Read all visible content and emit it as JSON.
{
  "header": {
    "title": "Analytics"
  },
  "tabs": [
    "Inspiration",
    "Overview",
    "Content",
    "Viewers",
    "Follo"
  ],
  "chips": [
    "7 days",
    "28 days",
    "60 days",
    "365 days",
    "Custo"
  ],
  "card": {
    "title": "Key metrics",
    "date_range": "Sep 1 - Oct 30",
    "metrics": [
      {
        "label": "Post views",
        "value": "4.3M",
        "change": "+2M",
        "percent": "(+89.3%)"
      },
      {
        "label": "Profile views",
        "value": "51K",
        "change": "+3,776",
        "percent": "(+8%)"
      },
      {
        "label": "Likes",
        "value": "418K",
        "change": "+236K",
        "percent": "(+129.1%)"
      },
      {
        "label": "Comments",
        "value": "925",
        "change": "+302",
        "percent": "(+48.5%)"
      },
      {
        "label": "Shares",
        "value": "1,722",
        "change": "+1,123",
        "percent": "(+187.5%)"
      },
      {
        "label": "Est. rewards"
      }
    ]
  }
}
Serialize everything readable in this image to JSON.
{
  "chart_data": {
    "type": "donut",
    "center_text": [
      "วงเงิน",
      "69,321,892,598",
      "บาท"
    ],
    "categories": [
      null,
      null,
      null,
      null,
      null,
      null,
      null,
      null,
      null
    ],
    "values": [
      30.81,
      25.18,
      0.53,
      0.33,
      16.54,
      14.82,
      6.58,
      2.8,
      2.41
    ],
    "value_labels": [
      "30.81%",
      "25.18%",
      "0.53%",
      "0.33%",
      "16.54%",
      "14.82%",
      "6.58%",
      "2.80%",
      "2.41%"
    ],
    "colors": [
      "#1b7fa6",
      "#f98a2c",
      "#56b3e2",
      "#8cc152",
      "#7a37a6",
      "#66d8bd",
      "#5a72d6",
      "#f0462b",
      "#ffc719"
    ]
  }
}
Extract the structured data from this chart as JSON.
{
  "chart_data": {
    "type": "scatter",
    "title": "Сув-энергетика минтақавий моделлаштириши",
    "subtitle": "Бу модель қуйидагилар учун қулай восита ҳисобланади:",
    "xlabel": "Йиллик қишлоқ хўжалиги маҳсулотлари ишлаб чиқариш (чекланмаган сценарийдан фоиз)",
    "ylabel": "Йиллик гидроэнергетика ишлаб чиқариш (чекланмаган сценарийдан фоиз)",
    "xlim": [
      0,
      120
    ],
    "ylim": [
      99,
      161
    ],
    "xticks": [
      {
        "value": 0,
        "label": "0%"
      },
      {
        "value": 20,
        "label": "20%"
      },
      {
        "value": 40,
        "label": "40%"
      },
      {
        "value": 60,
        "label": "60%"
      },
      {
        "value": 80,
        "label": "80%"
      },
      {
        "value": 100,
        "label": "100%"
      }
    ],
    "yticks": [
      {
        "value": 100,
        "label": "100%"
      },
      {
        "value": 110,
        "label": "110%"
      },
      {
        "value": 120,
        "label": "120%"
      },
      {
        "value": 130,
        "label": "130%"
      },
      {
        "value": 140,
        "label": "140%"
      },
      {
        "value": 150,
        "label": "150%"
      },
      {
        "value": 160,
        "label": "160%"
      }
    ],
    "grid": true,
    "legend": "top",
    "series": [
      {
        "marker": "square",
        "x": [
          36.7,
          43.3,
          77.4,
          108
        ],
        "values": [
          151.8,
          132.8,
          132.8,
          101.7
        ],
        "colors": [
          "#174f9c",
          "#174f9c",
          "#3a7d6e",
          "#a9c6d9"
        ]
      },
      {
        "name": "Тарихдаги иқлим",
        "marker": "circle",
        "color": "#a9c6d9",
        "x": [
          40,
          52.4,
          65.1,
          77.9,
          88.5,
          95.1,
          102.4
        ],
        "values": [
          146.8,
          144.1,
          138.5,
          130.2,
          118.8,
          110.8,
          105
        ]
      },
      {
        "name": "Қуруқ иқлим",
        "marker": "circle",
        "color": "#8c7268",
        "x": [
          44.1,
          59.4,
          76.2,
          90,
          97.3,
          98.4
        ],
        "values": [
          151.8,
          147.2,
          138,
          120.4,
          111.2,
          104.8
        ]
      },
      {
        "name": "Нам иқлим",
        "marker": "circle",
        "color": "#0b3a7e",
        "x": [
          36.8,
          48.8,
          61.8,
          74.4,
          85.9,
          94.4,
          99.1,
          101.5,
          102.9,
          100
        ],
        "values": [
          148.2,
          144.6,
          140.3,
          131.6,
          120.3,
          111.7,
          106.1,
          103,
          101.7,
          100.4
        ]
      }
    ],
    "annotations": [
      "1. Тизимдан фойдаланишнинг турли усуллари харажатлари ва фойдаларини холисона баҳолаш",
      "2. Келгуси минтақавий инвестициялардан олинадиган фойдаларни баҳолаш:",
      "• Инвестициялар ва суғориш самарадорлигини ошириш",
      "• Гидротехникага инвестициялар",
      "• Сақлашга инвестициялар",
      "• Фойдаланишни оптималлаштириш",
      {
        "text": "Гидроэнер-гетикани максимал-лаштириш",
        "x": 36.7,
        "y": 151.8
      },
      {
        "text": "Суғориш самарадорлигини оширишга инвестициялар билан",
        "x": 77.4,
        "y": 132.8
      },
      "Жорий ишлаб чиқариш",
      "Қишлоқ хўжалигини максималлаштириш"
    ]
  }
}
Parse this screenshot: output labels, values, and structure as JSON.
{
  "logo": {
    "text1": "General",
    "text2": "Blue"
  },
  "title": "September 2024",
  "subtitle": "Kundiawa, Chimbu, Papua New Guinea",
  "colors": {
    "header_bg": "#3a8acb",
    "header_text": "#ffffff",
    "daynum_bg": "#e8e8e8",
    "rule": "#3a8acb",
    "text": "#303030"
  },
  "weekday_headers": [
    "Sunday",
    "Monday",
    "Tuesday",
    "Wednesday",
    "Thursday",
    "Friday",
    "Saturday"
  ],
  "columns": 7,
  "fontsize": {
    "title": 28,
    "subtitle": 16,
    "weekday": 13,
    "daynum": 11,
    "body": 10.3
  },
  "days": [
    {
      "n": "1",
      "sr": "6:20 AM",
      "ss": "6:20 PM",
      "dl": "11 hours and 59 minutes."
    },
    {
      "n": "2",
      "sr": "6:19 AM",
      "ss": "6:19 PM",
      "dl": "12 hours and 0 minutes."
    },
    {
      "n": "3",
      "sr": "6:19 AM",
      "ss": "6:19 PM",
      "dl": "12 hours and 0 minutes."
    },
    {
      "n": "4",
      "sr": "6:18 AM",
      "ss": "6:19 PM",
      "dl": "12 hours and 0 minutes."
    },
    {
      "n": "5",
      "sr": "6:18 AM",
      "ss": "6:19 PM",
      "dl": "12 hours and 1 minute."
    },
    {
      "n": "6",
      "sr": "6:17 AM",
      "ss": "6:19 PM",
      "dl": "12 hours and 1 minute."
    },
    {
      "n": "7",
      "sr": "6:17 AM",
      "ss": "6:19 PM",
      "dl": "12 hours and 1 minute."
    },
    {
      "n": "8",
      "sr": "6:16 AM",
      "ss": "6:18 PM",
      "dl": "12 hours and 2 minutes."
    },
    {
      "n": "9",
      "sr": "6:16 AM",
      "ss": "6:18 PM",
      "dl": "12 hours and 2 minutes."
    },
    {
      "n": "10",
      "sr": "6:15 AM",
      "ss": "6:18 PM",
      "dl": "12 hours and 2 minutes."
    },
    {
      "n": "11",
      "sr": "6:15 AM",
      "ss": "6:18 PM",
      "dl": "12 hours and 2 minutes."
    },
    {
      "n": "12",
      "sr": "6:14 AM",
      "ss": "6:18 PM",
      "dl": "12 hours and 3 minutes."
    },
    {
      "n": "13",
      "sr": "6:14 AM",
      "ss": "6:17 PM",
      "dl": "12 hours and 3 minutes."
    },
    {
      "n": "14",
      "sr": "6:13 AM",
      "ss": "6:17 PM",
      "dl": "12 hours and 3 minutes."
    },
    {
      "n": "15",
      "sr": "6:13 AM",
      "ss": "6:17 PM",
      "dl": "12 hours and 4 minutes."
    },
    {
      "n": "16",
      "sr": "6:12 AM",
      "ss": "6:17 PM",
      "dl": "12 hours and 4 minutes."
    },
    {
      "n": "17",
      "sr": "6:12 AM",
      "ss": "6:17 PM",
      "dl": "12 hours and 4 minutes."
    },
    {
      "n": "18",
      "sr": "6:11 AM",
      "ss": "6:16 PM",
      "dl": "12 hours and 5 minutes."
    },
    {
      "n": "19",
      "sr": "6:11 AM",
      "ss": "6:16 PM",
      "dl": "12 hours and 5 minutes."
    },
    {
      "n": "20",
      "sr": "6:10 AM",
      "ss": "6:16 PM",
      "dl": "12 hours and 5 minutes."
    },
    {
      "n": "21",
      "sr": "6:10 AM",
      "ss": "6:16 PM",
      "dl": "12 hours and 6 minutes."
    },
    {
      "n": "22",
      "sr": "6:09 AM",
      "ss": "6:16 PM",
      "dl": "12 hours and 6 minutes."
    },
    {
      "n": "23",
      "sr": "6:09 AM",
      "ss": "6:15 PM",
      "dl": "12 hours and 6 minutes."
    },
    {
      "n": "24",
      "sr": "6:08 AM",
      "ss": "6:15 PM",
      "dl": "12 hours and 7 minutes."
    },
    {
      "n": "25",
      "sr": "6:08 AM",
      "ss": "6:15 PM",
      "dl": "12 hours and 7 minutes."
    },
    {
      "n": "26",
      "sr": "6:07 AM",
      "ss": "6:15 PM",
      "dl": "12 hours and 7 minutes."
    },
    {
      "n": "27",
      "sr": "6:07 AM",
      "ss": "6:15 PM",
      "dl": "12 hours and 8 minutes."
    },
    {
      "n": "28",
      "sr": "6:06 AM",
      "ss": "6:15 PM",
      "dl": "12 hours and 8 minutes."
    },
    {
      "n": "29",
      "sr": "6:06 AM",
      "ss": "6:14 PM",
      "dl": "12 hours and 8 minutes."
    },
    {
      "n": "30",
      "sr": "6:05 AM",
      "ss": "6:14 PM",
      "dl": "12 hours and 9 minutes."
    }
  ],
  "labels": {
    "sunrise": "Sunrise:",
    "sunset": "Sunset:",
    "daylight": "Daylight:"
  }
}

GOAL
Copy each line of the records that contains the word "views".

FINAL ANSWER
        "label": "Post views",
        "label": "Profile views",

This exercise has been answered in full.